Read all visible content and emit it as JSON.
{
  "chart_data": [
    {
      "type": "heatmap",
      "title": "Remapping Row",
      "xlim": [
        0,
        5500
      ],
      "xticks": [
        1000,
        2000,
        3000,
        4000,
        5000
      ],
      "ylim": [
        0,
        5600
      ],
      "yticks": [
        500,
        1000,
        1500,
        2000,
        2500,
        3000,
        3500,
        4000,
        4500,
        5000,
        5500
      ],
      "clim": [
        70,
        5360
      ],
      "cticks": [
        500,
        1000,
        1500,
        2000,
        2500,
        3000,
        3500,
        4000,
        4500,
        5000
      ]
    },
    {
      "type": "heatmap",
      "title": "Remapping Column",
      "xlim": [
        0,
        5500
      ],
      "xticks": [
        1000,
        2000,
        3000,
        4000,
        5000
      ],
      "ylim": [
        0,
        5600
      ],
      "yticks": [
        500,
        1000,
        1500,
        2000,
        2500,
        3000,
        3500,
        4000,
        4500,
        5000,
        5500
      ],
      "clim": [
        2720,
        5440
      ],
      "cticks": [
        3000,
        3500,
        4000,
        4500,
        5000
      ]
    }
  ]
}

====

--- THE REQUEST ---
Repeat the material word for word, in full.

--- EXERCISE ANSWER ---
Read all visible content and emit it as JSON.
{
  "chart_data": [
    {
      "type": "heatmap",
      "title": "Remapping Row",
      "xlim": [
        0,
        5500
      ],
      "xticks": [
        1000,
        2000,
        3000,
        4000,
        5000
      ],
      "ylim": [
        0,
        5600
      ],
      "yticks": [
        500,
        1000,
        1500,
        2000,
        2500,
        3000,
        3500,
        4000,
        4500,
        5000,
        5500
      ],
      "clim": [
        70,
        5360
      ],
      "cticks": [
        500,
        1000,
        1500,
        2000,
        2500,
        3000,
        3500,
        4000,
        4500,
        5000
      ]
    },
    {
      "type": "heatmap",
      "title": "Remapping Column",
      "xlim": [
        0,
        5500
      ],
      "xticks": [
        1000,
        2000,
        3000,
        4000,
        5000
      ],
      "ylim": [
        0,
        5600
      ],
      "yticks": [
        500,
        1000,
        1500,
        2000,
        2500,
        3000,
        3500,
        4000,
        4500,
        5000,
        5500
      ],
      "clim": [
        2720,
        5440
      ],
      "cticks": [
        3000,
        3500,
        4000,
        4500,
        5000
      ]
    }
  ]
}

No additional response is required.